■ Extracted material
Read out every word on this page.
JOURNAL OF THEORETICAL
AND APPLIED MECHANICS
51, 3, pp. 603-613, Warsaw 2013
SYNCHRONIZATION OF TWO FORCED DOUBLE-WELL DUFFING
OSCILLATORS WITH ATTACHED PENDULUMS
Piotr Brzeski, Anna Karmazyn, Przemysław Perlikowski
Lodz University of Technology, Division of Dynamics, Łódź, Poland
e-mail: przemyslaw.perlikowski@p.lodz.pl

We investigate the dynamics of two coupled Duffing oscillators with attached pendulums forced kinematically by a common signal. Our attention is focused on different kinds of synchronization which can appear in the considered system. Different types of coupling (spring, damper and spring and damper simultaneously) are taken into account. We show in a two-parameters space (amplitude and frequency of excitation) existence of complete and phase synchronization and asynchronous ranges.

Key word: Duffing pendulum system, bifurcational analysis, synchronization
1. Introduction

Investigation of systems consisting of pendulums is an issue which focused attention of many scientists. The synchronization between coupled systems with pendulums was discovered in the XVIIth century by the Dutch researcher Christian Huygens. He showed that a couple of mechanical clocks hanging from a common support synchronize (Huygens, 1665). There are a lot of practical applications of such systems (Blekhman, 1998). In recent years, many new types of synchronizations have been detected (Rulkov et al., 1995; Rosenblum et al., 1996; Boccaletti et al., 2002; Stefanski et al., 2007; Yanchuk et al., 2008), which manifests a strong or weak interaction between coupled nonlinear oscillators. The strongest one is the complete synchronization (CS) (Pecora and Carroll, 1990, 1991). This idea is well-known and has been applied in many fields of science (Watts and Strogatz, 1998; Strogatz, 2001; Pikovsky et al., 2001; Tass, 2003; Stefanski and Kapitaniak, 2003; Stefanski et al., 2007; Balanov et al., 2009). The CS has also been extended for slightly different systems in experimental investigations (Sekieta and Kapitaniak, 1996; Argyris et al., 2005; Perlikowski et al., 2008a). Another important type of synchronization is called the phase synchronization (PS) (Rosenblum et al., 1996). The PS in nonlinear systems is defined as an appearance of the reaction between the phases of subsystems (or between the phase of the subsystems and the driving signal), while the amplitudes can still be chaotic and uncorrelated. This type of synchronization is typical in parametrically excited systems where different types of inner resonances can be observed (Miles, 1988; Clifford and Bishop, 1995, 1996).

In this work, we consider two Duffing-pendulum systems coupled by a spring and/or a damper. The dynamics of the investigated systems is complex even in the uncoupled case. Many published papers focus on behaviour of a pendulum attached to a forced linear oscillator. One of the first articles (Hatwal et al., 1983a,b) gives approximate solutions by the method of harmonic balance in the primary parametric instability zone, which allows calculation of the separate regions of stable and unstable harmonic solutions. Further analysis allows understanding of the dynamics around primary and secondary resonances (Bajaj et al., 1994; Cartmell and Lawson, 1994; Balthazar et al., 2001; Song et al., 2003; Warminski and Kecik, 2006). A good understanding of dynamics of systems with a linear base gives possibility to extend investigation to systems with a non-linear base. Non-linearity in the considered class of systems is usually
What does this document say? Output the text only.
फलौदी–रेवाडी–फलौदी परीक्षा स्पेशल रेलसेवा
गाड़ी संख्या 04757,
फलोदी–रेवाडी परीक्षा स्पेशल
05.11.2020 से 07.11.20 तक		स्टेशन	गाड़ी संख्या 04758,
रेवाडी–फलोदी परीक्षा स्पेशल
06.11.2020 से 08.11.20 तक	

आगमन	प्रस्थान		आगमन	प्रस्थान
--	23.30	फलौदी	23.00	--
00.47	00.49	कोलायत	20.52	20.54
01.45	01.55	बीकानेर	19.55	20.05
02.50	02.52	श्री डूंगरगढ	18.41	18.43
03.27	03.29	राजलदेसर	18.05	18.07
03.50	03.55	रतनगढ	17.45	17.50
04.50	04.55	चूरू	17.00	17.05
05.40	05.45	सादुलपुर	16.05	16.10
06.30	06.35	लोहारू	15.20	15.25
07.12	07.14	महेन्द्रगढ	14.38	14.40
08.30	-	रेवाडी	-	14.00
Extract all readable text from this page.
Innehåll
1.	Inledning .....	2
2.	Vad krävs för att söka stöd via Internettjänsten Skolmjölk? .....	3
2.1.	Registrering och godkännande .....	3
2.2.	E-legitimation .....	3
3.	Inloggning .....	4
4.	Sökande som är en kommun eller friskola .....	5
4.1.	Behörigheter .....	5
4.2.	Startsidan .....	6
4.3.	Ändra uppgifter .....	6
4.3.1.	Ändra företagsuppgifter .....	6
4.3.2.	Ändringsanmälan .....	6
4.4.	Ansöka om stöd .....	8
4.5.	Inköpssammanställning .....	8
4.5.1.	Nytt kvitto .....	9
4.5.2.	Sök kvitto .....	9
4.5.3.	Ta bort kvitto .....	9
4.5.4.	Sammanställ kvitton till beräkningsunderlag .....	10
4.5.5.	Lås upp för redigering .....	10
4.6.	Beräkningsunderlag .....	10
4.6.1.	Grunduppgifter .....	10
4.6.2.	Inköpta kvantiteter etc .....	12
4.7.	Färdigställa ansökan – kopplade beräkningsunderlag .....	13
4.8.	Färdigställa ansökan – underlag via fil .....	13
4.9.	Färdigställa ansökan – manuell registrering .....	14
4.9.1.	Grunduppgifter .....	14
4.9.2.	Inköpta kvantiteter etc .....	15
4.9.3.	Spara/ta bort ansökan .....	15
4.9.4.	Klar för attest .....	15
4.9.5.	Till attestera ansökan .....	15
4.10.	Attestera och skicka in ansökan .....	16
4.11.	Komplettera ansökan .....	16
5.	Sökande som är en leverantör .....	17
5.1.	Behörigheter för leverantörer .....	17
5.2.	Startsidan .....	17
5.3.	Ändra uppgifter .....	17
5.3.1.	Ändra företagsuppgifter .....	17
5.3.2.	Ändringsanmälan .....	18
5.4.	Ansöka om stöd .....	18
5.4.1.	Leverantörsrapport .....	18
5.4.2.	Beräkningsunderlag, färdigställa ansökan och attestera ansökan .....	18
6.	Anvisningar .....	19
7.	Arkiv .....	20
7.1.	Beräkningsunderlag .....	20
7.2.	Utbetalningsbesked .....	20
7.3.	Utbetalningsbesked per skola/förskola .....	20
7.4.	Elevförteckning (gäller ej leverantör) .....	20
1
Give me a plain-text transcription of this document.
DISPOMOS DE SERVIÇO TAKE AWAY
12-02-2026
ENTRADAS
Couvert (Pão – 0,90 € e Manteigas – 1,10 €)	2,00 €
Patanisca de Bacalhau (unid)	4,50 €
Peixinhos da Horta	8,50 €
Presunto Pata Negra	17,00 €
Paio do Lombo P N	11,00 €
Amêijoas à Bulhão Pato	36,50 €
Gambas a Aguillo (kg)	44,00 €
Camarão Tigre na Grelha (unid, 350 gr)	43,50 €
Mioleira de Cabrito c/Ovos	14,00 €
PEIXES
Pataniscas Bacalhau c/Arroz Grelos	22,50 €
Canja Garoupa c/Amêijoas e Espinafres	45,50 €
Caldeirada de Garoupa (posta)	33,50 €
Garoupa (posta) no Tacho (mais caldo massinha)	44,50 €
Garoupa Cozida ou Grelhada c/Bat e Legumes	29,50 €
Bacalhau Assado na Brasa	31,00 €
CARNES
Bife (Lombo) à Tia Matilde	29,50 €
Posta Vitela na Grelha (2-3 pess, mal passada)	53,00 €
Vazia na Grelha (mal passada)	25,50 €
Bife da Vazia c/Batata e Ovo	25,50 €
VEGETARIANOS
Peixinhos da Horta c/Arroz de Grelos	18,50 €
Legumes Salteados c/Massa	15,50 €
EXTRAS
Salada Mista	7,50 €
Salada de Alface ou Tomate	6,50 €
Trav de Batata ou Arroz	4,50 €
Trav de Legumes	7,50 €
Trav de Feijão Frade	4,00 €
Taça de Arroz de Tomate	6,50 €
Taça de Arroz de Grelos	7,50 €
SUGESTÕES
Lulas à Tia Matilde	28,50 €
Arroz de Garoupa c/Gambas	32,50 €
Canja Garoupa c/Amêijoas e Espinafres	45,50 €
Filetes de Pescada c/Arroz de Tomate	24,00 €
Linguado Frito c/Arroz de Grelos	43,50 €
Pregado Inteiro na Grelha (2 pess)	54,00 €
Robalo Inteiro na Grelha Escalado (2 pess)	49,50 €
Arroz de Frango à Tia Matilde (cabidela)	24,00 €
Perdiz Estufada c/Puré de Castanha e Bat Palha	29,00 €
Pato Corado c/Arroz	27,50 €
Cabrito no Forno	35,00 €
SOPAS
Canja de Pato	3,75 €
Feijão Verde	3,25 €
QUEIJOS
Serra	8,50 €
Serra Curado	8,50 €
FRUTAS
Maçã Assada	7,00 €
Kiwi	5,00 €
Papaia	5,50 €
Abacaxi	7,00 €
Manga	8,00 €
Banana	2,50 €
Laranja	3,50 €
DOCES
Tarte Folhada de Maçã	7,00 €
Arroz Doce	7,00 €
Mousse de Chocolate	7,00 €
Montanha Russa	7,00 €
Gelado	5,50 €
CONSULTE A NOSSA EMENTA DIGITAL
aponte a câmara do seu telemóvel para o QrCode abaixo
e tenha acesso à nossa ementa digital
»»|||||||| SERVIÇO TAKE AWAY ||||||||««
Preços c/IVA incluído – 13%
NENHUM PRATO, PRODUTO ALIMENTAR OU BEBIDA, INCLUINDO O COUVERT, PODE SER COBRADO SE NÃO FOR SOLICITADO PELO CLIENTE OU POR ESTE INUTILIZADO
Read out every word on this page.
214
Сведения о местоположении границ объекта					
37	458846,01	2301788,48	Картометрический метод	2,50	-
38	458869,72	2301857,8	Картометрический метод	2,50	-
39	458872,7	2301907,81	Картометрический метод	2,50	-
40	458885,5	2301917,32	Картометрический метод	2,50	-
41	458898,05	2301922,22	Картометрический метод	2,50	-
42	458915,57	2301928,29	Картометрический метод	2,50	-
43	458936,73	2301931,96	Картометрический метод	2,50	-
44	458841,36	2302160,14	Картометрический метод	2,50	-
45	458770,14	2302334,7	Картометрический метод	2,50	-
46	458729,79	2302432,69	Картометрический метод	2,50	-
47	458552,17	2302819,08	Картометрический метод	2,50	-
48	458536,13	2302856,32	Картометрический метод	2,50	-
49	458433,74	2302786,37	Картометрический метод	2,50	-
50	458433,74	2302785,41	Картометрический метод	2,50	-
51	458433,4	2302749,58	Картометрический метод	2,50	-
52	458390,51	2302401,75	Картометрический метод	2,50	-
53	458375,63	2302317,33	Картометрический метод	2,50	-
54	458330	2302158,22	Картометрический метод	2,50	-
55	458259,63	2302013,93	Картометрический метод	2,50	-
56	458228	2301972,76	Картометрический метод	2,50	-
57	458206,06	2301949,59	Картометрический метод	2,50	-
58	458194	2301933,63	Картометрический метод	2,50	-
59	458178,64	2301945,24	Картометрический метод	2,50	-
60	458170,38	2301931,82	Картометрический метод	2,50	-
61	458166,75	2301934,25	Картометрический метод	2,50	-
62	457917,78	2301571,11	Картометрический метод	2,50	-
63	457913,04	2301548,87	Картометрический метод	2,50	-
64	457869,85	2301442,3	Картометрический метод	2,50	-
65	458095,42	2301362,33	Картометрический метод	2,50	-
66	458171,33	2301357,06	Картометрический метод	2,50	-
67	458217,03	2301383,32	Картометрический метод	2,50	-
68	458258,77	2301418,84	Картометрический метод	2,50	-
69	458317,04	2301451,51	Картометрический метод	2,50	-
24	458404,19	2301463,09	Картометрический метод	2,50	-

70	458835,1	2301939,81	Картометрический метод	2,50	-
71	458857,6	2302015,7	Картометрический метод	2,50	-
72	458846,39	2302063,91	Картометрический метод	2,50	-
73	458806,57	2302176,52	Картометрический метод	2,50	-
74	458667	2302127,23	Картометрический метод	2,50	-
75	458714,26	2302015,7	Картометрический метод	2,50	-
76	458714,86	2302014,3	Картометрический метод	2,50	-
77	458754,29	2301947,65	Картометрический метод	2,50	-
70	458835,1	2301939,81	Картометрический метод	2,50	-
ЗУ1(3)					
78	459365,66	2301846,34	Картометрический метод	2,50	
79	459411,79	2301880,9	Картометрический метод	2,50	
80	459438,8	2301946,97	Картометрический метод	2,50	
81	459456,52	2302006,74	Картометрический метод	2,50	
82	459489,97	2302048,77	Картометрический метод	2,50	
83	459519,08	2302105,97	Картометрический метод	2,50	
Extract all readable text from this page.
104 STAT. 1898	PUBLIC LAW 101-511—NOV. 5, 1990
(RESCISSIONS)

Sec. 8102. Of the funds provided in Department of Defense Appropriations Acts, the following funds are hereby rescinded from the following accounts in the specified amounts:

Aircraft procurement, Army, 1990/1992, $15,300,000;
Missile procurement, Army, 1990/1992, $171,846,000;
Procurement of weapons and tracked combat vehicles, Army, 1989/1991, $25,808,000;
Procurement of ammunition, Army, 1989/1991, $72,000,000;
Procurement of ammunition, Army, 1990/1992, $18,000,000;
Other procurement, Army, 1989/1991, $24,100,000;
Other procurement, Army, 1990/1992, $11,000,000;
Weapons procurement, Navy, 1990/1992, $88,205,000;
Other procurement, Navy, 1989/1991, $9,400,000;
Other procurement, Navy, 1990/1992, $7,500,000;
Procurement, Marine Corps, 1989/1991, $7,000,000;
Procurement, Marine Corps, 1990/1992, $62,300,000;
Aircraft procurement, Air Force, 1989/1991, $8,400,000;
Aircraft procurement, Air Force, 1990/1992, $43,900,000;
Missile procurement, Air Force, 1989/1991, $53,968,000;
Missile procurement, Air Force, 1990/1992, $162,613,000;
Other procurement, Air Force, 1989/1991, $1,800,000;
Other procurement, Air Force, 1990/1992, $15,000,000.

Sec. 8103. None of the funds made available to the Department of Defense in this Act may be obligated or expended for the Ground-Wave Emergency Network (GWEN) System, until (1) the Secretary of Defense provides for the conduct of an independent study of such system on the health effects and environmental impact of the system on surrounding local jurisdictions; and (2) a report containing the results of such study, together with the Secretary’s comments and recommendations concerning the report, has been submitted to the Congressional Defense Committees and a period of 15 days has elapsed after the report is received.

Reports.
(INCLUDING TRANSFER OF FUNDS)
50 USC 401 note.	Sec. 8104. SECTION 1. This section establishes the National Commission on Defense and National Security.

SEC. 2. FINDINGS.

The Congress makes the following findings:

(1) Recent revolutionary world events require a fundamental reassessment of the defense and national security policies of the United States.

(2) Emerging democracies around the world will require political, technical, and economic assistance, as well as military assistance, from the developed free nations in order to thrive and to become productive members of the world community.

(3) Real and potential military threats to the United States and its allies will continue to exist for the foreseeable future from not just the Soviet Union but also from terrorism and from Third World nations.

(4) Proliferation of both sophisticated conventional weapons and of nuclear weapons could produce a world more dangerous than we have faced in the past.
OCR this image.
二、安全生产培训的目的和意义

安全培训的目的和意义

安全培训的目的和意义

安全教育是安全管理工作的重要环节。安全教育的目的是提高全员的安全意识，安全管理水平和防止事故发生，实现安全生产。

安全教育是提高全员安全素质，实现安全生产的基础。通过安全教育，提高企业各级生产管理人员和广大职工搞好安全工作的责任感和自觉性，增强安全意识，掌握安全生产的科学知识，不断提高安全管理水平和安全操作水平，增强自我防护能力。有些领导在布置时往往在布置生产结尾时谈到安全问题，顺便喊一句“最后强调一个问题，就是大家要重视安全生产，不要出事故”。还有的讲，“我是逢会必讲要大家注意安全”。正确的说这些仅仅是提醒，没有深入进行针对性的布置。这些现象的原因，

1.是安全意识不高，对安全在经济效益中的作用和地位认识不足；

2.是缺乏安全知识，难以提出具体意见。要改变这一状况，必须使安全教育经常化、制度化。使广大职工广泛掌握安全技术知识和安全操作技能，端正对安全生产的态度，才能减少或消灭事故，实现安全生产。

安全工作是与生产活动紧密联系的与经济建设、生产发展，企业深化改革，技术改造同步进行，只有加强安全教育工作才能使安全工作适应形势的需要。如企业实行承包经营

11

■ Stated goal
Copy out every line from the data above that has "kvantiteter" in it.

■ Solution to this problem
4.6.2.	Inköpta kvantiteter etc .....	12
4.9.2.	Inköpta kvantiteter etc .....	15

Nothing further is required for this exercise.